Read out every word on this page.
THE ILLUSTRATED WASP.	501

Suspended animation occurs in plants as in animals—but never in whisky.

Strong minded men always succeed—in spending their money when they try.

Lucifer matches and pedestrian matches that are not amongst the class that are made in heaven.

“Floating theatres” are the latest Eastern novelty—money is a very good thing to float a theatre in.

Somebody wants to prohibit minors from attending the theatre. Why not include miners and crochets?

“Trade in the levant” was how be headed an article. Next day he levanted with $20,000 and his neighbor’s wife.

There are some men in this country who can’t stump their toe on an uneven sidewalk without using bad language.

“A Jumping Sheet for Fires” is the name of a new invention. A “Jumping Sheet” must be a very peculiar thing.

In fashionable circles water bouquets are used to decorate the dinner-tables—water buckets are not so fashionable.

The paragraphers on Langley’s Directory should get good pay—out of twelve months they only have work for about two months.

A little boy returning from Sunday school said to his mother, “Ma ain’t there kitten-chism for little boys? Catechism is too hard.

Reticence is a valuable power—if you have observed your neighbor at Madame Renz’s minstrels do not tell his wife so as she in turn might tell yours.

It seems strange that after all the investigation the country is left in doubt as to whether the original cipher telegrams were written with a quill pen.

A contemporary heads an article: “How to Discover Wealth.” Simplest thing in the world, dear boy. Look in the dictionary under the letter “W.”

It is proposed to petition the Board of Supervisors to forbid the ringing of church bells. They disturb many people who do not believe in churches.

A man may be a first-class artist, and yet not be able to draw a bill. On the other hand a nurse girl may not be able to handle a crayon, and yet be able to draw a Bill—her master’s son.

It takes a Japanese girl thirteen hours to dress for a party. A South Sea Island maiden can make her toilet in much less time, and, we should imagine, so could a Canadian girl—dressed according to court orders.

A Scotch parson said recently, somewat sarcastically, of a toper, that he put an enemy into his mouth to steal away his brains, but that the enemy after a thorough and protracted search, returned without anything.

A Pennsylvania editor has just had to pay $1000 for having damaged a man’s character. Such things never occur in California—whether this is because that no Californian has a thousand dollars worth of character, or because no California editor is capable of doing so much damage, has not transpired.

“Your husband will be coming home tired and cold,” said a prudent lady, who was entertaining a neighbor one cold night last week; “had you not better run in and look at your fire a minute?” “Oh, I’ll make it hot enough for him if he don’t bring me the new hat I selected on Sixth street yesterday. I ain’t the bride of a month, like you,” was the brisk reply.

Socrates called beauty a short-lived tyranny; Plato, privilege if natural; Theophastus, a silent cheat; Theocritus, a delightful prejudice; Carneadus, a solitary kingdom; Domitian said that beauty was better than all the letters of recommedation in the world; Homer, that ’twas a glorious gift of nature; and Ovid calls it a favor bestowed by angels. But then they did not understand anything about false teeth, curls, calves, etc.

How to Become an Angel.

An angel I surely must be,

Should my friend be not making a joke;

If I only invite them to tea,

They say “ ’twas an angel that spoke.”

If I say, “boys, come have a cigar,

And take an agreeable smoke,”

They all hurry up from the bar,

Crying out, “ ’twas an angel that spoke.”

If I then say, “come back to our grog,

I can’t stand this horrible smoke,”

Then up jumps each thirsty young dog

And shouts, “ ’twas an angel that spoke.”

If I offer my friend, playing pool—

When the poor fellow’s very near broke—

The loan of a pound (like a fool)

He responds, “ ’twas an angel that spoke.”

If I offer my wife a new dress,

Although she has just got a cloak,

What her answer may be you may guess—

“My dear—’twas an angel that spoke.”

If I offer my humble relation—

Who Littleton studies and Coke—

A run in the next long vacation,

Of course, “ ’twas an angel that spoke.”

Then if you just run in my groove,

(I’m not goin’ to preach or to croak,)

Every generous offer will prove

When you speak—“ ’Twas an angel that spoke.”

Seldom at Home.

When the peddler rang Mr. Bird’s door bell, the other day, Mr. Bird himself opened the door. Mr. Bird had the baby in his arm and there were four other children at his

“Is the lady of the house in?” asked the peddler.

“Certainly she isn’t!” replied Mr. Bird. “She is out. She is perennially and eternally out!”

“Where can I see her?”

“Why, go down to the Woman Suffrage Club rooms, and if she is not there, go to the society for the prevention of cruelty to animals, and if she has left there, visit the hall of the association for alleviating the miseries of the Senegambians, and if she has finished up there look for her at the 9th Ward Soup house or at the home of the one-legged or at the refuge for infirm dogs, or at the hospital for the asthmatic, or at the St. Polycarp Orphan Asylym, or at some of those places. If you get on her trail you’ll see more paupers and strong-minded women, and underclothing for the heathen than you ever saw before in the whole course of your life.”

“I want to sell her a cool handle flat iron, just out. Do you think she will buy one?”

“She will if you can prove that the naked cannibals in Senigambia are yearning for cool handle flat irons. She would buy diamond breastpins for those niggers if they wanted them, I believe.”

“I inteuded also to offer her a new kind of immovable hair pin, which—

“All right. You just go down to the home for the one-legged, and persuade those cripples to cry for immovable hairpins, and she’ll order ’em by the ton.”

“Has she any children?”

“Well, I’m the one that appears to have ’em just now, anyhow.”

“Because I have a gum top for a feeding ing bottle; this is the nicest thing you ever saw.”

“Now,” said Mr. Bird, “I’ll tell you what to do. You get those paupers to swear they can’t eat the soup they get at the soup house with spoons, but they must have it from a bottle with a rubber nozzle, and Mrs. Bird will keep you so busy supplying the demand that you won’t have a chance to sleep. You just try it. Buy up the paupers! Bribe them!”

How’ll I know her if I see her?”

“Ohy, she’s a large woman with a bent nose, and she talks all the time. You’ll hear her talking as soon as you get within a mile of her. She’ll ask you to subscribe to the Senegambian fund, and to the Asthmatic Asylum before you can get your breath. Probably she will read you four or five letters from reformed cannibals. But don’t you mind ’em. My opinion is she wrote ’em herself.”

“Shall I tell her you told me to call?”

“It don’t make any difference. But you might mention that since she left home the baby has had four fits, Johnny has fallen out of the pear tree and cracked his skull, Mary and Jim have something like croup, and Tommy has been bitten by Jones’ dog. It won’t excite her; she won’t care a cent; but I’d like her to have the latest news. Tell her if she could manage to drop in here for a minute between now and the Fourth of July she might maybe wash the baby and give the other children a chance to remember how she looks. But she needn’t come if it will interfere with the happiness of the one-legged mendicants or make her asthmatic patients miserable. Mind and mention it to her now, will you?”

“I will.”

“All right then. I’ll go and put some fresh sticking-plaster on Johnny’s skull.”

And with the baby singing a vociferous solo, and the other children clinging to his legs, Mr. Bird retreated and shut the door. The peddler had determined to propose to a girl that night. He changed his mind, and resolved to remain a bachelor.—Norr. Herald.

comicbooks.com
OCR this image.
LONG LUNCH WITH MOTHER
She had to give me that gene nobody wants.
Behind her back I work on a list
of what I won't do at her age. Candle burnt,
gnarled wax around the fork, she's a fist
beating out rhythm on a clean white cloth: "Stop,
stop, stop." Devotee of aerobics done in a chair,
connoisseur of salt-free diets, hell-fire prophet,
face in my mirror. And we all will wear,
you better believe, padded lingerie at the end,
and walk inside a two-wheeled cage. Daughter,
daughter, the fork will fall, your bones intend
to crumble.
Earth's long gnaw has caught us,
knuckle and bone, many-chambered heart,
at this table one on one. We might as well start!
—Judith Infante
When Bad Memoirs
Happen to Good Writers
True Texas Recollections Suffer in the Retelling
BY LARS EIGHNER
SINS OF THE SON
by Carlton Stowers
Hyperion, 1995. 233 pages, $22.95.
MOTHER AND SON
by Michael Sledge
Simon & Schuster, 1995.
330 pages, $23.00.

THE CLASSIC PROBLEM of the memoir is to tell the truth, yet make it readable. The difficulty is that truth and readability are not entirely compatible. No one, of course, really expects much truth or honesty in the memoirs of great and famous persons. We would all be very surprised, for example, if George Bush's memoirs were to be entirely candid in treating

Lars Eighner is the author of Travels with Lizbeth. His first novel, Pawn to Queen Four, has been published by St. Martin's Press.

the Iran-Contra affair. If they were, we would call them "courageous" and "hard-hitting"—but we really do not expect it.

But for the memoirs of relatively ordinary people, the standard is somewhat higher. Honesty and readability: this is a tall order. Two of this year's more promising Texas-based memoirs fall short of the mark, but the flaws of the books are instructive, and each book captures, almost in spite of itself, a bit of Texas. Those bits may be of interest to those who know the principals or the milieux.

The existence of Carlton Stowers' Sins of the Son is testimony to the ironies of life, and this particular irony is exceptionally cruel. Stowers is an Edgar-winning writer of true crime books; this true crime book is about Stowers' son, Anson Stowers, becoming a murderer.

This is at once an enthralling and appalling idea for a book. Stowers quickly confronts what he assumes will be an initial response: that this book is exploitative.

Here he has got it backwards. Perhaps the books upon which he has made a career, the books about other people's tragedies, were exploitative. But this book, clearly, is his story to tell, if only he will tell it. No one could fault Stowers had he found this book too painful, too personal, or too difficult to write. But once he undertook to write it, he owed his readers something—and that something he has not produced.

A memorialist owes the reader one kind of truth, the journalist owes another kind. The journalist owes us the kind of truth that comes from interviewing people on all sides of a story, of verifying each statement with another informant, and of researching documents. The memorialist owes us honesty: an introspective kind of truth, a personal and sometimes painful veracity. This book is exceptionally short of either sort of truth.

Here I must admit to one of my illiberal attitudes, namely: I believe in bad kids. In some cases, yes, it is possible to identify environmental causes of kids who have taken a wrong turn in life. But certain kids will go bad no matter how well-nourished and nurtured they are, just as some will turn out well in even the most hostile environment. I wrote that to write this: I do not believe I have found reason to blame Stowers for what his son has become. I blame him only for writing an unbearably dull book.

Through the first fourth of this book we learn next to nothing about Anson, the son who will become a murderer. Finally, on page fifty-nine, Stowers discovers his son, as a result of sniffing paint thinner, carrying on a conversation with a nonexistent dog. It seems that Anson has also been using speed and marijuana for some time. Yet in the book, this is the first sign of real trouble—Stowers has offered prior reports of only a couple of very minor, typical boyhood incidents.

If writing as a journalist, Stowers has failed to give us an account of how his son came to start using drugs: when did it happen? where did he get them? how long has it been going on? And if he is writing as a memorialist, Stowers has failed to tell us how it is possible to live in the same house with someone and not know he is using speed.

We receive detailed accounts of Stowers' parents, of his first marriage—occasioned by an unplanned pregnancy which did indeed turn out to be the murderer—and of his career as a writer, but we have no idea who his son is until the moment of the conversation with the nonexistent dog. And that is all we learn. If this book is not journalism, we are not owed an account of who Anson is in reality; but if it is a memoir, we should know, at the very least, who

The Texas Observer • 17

:: Task to carry out ::
Look through the data above and return each line where the string "work" occurs.

:: Result for this exercise ::
The paragraphers on Langley’s Directory should get good pay—out of twelve months they only have work for about two months.
Behind her back I work on a list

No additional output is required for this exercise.